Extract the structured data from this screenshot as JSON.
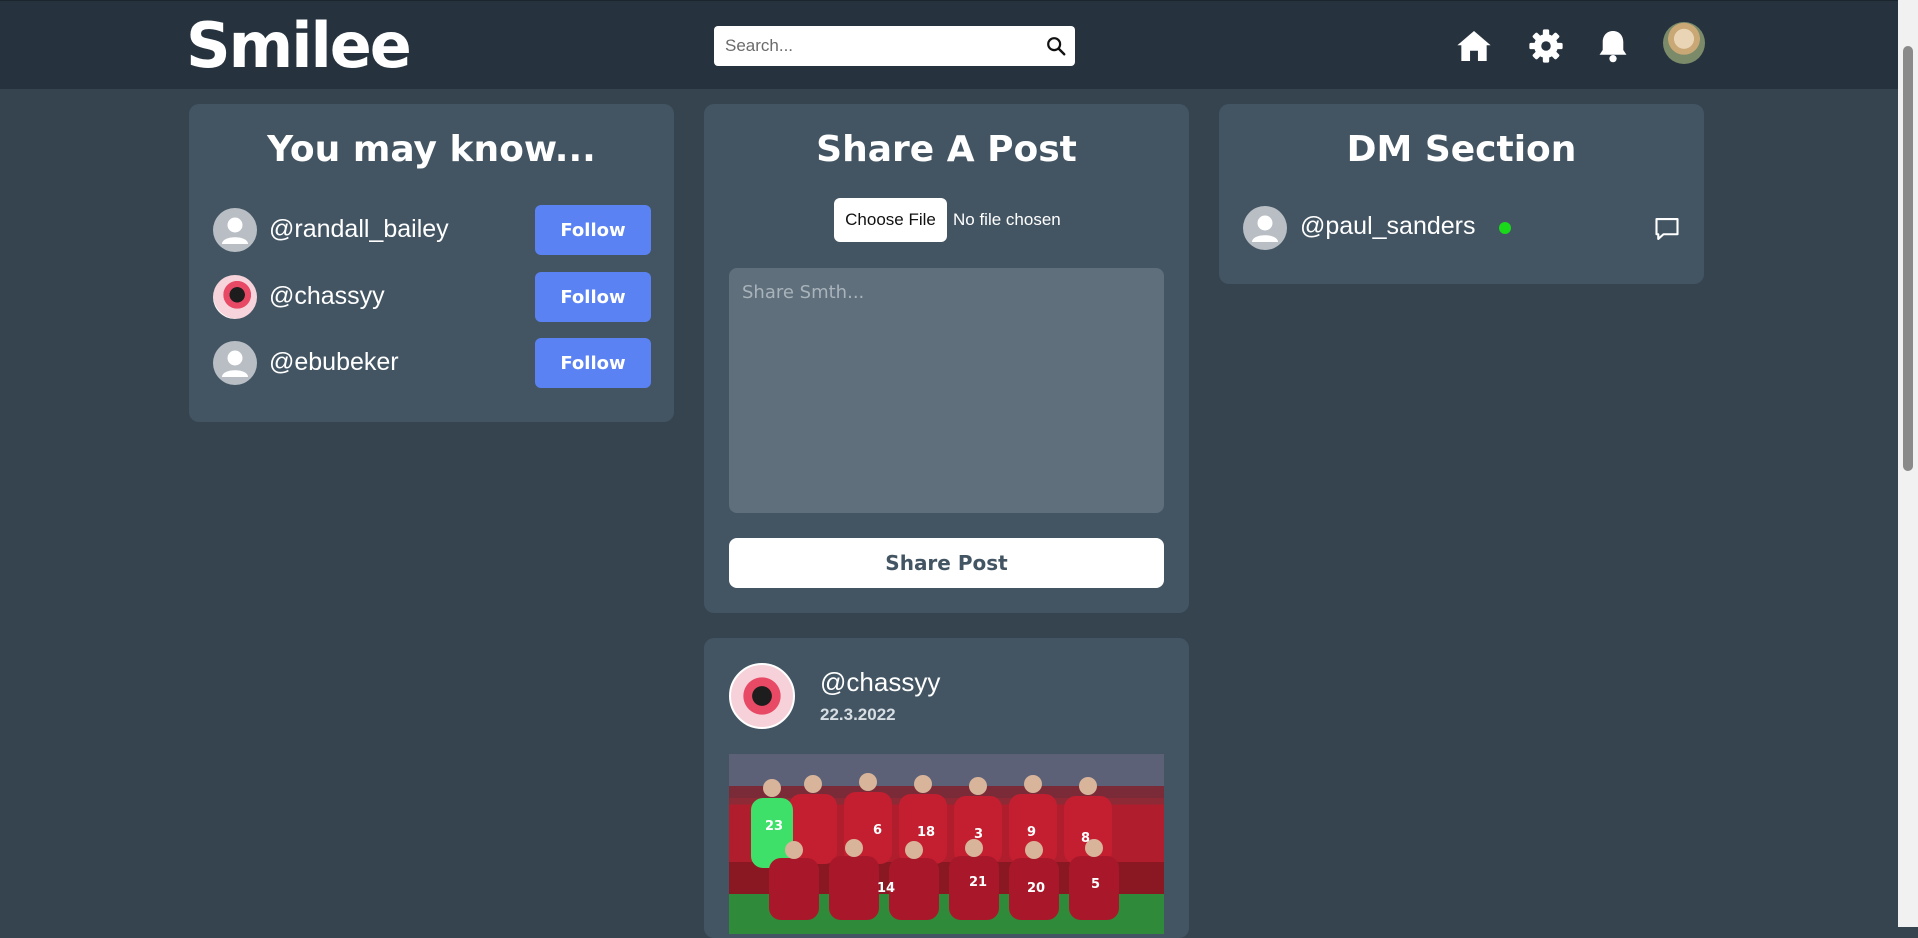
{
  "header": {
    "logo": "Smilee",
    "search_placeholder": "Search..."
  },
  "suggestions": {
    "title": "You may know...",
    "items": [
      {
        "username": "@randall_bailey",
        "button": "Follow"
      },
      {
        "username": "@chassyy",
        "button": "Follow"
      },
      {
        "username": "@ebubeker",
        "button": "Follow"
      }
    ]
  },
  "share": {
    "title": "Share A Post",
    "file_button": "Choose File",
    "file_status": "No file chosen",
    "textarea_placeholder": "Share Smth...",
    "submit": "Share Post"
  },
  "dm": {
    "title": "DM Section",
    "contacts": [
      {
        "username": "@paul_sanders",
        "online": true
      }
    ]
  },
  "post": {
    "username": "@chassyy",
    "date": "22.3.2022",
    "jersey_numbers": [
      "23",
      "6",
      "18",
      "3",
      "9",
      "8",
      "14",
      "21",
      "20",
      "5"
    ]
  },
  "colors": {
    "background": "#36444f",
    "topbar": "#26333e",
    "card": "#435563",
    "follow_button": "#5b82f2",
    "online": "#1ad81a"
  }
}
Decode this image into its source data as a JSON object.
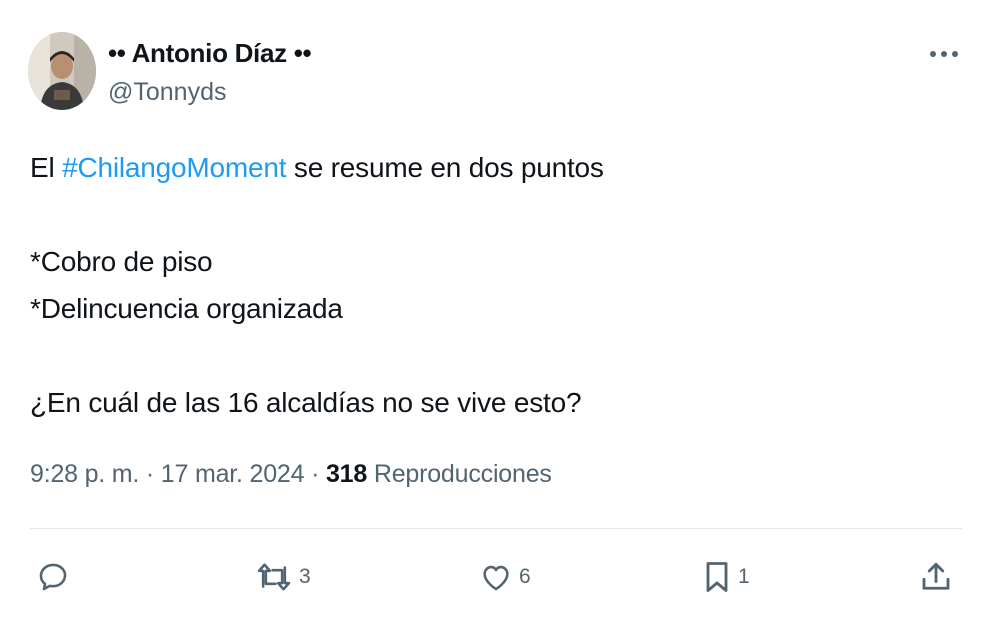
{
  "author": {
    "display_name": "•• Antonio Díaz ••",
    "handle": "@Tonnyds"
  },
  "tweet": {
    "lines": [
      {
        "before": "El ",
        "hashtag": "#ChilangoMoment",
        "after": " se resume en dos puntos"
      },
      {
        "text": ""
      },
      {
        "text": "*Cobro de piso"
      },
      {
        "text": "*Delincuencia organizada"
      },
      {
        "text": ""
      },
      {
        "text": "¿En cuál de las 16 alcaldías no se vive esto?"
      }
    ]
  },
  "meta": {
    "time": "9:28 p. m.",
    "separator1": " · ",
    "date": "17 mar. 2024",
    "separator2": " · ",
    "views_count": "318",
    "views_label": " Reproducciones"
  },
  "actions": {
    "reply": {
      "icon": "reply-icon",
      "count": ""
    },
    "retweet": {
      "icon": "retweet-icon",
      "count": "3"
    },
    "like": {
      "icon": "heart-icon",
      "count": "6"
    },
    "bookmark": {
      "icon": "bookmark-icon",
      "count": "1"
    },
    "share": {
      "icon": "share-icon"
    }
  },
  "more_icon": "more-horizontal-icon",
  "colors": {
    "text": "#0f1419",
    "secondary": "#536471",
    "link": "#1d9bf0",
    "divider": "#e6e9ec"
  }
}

----

*Required task*
Return verbatim every line from the line containing "Decode this image" to the last line of the entries above, inclusive, and leave out the pictures.

*Completed task*
Decode this image into its source data as a JSON object.
{
  "author": {
    "display_name": "•• Antonio Díaz ••",
    "handle": "@Tonnyds"
  },
  "tweet": {
    "lines": [
      {
        "before": "El ",
        "hashtag": "#ChilangoMoment",
        "after": " se resume en dos puntos"
      },
      {
        "text": ""
      },
      {
        "text": "*Cobro de piso"
      },
      {
        "text": "*Delincuencia organizada"
      },
      {
        "text": ""
      },
      {
        "text": "¿En cuál de las 16 alcaldías no se vive esto?"
      }
    ]
  },
  "meta": {
    "time": "9:28 p. m.",
    "separator1": " · ",
    "date": "17 mar. 2024",
    "separator2": " · ",
    "views_count": "318",
    "views_label": " Reproducciones"
  },
  "actions": {
    "reply": {
      "icon": "reply-icon",
      "count": ""
    },
    "retweet": {
      "icon": "retweet-icon",
      "count": "3"
    },
    "like": {
      "icon": "heart-icon",
      "count": "6"
    },
    "bookmark": {
      "icon": "bookmark-icon",
      "count": "1"
    },
    "share": {
      "icon": "share-icon"
    }
  },
  "more_icon": "more-horizontal-icon",
  "colors": {
    "text": "#0f1419",
    "secondary": "#536471",
    "link": "#1d9bf0",
    "divider": "#e6e9ec"
  }
}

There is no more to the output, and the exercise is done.